Records provided ▸
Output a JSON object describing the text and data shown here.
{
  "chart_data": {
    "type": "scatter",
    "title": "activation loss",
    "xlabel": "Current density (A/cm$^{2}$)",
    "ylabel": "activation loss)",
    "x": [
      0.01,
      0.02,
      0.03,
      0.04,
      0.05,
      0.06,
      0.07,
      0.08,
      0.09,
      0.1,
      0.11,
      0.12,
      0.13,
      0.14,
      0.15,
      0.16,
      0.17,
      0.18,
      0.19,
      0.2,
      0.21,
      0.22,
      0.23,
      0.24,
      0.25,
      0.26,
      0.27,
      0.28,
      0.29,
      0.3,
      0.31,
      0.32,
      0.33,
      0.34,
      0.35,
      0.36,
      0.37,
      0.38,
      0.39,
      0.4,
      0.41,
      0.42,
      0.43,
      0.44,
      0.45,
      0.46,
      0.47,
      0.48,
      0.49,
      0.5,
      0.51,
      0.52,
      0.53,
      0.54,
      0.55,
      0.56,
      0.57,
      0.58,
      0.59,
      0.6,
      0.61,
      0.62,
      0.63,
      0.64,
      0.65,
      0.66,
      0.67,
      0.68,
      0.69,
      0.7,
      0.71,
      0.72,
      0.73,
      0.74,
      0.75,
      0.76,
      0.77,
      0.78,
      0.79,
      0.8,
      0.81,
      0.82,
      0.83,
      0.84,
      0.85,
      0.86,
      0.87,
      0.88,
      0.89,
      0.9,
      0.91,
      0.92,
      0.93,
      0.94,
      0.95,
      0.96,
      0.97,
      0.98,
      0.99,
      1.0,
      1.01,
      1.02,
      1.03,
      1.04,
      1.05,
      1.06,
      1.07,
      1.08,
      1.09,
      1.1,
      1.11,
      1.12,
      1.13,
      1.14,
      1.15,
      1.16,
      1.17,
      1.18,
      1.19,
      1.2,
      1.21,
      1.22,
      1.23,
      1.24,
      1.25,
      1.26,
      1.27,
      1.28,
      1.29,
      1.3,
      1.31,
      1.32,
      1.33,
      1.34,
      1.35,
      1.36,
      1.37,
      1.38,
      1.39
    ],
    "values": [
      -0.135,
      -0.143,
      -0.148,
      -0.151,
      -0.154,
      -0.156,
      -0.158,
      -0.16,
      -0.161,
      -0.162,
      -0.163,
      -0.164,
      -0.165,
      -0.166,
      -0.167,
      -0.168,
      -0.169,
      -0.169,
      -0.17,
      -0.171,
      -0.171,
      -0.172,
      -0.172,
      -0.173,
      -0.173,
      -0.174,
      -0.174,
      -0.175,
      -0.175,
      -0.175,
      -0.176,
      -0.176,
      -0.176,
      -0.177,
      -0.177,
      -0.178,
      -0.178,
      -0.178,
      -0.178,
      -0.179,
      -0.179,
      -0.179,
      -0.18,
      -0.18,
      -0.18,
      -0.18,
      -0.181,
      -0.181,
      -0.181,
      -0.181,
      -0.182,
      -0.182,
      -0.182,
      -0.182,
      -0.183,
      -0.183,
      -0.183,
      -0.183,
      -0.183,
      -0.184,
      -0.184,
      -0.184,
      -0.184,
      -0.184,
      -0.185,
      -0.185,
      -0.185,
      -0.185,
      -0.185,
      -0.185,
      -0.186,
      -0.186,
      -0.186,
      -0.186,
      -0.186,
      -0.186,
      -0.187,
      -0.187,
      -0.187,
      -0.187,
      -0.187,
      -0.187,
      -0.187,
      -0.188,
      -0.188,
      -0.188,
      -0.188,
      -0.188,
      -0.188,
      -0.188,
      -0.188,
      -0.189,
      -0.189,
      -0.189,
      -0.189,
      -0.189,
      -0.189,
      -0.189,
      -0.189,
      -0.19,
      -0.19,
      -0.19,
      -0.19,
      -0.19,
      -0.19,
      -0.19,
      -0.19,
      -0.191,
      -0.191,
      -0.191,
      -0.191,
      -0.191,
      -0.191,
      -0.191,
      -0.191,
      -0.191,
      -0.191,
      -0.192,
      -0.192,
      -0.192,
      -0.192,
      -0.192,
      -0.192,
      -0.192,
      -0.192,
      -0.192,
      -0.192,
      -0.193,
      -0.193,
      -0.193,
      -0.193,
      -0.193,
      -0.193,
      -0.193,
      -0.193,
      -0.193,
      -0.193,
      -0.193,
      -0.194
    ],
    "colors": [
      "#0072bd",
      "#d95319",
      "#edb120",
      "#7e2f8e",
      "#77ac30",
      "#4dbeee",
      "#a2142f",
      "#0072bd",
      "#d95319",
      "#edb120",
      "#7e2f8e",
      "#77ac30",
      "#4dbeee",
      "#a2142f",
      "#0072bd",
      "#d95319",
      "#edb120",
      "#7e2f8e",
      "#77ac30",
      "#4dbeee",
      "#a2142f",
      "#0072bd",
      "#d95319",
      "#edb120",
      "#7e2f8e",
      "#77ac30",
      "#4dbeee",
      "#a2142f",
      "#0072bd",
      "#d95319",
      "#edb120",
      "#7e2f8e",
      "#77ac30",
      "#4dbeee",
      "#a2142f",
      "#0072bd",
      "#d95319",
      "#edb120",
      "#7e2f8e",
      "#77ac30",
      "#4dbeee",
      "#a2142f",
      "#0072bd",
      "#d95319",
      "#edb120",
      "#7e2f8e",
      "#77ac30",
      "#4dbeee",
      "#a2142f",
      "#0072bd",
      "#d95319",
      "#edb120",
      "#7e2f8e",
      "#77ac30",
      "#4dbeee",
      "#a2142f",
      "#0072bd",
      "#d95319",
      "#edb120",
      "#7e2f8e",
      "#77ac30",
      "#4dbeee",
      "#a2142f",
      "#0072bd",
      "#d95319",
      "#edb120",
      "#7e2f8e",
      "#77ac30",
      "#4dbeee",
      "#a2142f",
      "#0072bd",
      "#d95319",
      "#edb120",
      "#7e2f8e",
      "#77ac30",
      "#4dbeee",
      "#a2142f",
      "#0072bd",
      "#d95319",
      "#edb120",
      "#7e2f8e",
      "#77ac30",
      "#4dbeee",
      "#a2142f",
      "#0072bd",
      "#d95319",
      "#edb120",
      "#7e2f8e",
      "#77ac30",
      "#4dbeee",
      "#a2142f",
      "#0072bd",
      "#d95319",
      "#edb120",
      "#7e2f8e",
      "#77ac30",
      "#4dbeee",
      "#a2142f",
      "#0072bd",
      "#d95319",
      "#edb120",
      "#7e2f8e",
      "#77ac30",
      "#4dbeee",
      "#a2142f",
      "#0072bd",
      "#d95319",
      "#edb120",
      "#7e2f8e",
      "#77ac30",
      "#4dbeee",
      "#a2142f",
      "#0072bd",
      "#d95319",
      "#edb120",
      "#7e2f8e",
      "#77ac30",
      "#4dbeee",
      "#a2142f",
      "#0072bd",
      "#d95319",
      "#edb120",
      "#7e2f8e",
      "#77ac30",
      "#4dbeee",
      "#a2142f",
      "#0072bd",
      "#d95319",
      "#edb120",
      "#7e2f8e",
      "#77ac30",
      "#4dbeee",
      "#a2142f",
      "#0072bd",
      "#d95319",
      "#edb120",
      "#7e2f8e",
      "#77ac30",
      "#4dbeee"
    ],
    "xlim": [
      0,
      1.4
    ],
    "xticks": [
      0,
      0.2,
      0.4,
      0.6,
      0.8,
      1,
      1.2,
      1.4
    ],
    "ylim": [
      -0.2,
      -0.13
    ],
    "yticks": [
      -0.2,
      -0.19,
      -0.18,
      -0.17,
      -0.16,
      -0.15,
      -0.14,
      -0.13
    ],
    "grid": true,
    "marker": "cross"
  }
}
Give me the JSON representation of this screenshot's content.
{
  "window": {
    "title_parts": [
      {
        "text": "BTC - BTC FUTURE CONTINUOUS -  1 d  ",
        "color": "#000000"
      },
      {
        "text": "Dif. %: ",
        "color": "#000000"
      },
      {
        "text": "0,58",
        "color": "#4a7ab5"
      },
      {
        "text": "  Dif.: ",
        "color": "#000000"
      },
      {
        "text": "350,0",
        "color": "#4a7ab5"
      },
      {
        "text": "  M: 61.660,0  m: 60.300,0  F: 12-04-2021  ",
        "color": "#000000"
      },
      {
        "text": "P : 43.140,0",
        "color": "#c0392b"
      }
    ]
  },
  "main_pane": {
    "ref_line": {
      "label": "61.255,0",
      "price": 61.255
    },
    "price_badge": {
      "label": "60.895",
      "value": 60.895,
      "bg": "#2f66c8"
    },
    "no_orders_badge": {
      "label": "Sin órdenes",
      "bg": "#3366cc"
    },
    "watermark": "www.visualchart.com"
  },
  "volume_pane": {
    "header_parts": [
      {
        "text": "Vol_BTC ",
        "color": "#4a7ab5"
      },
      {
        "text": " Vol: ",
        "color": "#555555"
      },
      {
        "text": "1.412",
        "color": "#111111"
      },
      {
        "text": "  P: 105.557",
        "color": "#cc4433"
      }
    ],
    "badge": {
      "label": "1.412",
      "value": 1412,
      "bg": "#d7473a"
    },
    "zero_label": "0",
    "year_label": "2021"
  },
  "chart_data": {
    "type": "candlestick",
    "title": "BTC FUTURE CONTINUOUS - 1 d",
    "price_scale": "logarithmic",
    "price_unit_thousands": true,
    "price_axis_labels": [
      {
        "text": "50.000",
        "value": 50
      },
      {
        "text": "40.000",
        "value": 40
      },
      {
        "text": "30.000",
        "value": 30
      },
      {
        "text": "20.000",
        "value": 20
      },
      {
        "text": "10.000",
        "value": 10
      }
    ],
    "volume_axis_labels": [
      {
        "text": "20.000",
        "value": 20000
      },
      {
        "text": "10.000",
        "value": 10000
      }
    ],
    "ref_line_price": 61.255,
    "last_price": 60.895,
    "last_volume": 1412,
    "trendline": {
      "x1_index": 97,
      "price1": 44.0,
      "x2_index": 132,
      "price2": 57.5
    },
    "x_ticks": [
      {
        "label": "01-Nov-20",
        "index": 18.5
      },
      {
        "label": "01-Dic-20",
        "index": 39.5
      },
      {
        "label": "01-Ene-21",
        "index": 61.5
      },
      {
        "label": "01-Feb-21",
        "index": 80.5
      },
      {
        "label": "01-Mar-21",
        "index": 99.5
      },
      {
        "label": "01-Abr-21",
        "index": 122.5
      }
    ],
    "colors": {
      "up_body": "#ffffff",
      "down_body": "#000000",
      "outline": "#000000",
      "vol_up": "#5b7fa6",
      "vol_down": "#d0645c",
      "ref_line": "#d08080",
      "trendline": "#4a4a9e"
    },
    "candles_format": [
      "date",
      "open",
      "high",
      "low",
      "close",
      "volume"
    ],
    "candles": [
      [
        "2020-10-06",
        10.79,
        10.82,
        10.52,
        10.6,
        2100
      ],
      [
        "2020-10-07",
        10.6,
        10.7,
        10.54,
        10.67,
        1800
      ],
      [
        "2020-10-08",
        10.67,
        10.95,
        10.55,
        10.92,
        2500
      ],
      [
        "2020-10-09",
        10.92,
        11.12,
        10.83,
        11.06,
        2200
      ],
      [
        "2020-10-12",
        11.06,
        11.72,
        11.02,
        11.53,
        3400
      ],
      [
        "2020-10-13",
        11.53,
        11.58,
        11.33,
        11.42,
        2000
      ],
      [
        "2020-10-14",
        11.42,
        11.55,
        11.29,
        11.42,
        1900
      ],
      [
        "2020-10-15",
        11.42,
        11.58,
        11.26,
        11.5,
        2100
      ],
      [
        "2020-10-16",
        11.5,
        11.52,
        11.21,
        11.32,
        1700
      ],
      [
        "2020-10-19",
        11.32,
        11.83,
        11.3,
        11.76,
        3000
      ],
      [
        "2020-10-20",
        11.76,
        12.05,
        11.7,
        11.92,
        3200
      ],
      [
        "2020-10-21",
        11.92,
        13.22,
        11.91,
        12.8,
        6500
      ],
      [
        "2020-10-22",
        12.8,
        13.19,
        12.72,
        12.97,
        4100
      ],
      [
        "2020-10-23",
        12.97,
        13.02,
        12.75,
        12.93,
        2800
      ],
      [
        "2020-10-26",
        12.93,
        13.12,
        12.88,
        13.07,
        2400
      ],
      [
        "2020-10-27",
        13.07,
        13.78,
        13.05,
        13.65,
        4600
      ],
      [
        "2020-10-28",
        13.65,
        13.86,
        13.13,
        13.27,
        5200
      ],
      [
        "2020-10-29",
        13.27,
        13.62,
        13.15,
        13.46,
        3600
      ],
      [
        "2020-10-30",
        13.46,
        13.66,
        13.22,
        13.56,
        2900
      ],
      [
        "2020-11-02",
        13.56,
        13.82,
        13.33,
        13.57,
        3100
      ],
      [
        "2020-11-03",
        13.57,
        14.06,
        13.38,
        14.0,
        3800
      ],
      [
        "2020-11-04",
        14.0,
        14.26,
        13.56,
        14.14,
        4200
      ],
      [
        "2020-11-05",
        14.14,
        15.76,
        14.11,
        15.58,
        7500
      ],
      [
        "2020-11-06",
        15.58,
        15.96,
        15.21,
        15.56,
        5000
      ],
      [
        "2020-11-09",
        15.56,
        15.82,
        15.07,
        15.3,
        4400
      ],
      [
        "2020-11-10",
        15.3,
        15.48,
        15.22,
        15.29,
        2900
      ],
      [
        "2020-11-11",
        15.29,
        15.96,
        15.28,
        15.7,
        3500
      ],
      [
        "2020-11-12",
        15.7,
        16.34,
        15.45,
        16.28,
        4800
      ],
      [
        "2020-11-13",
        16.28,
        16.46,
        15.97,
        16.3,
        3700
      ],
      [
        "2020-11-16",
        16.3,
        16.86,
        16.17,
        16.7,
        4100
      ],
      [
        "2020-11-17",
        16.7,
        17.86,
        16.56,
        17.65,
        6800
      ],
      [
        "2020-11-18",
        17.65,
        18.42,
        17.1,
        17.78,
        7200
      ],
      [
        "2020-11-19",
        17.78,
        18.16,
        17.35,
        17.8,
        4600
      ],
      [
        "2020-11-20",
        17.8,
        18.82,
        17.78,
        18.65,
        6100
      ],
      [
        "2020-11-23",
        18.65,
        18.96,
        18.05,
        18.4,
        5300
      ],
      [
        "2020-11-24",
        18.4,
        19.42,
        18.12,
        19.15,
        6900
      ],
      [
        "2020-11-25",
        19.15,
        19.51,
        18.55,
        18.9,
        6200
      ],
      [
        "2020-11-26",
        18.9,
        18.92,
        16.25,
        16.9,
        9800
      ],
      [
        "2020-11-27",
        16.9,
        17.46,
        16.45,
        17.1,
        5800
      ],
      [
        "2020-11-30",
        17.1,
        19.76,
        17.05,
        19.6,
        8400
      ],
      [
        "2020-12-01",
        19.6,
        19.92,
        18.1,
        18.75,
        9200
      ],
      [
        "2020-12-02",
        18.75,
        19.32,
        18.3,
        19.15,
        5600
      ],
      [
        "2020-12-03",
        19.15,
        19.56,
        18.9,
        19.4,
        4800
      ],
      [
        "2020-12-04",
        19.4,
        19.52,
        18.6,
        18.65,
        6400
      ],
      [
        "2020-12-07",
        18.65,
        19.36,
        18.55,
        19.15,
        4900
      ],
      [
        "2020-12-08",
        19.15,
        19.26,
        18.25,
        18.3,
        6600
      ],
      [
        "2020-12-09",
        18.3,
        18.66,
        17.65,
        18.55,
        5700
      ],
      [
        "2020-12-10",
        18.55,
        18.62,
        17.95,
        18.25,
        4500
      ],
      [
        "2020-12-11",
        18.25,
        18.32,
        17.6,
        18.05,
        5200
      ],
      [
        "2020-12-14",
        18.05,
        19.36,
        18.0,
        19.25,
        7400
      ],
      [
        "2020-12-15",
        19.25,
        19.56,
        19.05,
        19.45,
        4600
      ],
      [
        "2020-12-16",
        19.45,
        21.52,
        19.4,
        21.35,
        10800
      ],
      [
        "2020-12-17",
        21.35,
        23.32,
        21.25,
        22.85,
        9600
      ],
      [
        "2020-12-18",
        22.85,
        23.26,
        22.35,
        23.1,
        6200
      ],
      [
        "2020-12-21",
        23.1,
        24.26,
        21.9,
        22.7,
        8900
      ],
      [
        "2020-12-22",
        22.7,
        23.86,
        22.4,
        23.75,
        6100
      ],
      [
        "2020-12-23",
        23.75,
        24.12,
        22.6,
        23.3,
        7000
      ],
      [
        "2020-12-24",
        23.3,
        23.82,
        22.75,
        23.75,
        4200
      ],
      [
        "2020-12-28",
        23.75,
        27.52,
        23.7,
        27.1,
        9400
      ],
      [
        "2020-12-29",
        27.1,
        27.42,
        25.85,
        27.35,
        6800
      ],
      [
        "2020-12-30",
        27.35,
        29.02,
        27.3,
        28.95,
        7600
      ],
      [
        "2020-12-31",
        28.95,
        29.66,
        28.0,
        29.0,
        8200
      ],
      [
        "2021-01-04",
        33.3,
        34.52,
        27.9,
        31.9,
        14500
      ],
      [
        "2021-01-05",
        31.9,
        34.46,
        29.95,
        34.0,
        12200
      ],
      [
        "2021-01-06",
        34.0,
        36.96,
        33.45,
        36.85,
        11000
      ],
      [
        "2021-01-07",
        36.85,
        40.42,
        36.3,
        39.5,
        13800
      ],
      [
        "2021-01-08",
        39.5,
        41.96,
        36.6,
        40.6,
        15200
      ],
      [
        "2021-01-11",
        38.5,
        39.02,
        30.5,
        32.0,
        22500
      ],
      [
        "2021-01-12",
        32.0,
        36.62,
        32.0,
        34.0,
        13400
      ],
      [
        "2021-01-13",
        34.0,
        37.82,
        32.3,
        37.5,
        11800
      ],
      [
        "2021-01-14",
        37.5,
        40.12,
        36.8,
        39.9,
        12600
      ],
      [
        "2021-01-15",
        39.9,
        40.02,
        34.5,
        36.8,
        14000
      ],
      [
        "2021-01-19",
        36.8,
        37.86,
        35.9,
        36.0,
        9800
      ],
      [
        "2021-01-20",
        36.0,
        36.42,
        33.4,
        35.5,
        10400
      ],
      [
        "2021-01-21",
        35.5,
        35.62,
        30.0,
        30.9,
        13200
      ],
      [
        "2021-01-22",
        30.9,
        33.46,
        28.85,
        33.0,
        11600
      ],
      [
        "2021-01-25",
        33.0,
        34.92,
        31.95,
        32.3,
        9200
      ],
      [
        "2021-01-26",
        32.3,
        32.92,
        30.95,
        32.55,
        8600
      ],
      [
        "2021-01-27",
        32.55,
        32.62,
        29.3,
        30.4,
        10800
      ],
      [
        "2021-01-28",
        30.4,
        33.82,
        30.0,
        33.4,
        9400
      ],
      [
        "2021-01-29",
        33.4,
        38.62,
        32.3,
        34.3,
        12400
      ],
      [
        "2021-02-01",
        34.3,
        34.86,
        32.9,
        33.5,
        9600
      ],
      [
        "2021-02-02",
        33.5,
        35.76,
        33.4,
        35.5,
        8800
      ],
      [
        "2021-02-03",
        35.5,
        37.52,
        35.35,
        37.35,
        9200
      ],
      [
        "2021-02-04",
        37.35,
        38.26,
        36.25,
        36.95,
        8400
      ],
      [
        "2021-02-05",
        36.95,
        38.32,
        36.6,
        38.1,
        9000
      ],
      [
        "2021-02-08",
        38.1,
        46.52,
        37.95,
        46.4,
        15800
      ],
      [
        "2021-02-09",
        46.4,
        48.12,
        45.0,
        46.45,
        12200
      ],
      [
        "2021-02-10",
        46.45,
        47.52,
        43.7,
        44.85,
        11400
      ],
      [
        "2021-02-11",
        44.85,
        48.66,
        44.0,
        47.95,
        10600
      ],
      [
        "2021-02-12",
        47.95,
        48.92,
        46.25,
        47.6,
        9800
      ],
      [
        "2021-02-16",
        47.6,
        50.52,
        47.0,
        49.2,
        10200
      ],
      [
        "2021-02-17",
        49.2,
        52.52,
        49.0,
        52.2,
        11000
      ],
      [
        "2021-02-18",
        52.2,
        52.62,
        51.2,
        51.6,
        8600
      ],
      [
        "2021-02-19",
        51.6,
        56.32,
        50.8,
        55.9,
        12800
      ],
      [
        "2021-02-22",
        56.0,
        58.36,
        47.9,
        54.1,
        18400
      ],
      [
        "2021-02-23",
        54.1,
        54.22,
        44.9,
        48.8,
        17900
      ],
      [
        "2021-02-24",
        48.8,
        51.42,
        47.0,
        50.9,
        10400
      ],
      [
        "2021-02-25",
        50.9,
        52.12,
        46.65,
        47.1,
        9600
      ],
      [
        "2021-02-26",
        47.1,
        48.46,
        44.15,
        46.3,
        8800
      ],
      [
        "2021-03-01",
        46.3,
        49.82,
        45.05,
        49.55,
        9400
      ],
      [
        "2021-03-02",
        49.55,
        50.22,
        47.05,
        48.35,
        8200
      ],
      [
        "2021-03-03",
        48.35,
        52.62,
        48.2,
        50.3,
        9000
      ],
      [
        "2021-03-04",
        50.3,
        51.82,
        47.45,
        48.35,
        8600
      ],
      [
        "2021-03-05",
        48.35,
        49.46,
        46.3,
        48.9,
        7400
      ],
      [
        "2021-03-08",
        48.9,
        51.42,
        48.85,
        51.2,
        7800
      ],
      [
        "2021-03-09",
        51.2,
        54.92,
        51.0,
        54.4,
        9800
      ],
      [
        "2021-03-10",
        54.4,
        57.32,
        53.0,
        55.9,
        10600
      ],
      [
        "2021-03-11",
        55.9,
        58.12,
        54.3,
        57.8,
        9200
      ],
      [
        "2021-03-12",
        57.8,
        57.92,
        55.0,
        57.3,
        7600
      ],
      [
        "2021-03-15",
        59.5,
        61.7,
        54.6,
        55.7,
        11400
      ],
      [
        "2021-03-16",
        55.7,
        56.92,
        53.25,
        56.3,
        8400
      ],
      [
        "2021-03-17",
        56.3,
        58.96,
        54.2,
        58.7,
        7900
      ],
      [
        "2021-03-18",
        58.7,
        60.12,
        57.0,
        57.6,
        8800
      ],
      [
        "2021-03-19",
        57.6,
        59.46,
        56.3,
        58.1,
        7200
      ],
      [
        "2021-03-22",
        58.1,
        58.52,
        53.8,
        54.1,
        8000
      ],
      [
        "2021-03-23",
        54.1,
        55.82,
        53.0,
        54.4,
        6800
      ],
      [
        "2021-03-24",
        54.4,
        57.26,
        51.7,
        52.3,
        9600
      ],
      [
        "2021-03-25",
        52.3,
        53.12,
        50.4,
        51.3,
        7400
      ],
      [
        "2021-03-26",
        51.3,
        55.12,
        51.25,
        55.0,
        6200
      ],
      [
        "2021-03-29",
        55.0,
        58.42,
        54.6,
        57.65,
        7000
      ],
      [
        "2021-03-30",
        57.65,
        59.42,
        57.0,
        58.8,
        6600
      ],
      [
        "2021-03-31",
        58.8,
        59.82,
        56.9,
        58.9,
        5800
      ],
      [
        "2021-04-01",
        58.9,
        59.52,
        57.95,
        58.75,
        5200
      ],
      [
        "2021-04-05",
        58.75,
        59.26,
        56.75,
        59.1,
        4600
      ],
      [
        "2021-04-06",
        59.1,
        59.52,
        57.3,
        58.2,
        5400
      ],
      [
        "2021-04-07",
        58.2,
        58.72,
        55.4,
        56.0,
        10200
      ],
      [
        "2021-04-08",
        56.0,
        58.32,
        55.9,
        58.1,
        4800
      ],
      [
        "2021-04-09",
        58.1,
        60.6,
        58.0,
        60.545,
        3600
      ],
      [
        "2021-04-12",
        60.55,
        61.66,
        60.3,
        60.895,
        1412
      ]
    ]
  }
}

Problem requirements ▸ In the records above, find each line that holds the word "loss"; copy all such lines.

Correct result ▸
    "title": "activation loss",
    "ylabel": "activation loss)",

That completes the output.